**INSTRUCTIONS TO FOLLOW:** Write out all lines holding the word "this".

**EXCERPTED DATA:**

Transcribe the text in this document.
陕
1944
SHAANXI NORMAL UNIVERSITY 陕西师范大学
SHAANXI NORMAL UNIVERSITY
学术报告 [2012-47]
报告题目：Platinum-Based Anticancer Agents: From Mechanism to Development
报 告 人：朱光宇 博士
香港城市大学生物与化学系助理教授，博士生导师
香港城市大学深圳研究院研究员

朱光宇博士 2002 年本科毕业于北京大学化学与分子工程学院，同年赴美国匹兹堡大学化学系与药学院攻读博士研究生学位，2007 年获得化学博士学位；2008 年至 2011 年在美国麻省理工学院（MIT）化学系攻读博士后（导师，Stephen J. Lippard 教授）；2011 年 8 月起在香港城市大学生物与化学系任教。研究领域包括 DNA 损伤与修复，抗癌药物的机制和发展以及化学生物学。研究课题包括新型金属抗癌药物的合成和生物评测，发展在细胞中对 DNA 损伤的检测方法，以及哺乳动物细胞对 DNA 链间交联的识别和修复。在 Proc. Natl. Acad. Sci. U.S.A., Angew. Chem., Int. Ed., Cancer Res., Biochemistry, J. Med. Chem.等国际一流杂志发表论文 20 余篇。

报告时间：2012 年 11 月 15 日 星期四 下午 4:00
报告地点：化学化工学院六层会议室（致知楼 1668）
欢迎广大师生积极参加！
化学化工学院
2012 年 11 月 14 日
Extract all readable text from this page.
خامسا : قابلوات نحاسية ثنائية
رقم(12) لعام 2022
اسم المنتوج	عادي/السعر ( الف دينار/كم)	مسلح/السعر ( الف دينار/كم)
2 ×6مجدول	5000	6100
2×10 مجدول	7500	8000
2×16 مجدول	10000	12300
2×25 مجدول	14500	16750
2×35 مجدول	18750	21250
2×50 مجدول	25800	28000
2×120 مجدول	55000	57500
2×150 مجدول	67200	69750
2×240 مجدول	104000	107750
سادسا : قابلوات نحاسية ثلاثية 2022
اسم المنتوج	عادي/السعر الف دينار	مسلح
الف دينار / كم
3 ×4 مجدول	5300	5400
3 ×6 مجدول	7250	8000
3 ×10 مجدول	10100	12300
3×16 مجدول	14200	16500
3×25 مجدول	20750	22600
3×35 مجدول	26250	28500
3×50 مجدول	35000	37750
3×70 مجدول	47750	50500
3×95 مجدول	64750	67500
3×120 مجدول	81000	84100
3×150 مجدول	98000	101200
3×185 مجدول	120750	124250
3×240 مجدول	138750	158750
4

**ANSWER BELOW:**
Transcribe the text in this document.
Extract all readable text from this page.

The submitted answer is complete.